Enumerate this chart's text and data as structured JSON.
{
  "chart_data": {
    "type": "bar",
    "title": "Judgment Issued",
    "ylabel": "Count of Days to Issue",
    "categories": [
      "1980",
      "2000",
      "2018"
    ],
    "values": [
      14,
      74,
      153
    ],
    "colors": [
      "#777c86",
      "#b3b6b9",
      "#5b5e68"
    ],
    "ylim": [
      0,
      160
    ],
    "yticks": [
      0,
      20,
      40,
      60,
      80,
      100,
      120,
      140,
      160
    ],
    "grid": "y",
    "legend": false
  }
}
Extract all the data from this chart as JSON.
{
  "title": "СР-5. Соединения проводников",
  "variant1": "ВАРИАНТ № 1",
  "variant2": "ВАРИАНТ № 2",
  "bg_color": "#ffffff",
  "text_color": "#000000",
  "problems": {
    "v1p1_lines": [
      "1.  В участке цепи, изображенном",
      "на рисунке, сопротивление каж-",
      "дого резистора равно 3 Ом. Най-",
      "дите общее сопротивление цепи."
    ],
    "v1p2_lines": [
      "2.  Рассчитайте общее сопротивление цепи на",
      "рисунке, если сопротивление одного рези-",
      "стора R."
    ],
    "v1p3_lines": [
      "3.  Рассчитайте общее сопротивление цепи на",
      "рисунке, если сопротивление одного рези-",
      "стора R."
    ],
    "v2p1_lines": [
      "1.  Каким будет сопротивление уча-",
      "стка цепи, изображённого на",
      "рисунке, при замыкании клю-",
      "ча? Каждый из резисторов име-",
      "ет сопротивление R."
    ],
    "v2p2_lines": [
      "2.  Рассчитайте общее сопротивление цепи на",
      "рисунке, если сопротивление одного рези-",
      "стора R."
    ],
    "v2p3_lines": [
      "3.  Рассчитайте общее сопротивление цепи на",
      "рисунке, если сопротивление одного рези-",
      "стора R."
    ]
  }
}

_ _ _

■ **YOUR INSTRUCTIONS**
Could you quote, exactly as they appear, the line containing "Extract all the data from this chart as JSON." and every line after it to the end of the records above?

■ **CORRECT ANSWER**
Extract all the data from this chart as JSON.
{
  "title": "СР-5. Соединения проводников",
  "variant1": "ВАРИАНТ № 1",
  "variant2": "ВАРИАНТ № 2",
  "bg_color": "#ffffff",
  "text_color": "#000000",
  "problems": {
    "v1p1_lines": [
      "1.  В участке цепи, изображенном",
      "на рисунке, сопротивление каж-",
      "дого резистора равно 3 Ом. Най-",
      "дите общее сопротивление цепи."
    ],
    "v1p2_lines": [
      "2.  Рассчитайте общее сопротивление цепи на",
      "рисунке, если сопротивление одного рези-",
      "стора R."
    ],
    "v1p3_lines": [
      "3.  Рассчитайте общее сопротивление цепи на",
      "рисунке, если сопротивление одного рези-",
      "стора R."
    ],
    "v2p1_lines": [
      "1.  Каким будет сопротивление уча-",
      "стка цепи, изображённого на",
      "рисунке, при замыкании клю-",
      "ча? Каждый из резисторов име-",
      "ет сопротивление R."
    ],
    "v2p2_lines": [
      "2.  Рассчитайте общее сопротивление цепи на",
      "рисунке, если сопротивление одного рези-",
      "стора R."
    ],
    "v2p3_lines": [
      "3.  Рассчитайте общее сопротивление цепи на",
      "рисунке, если сопротивление одного рези-",
      "стора R."
    ]
  }
}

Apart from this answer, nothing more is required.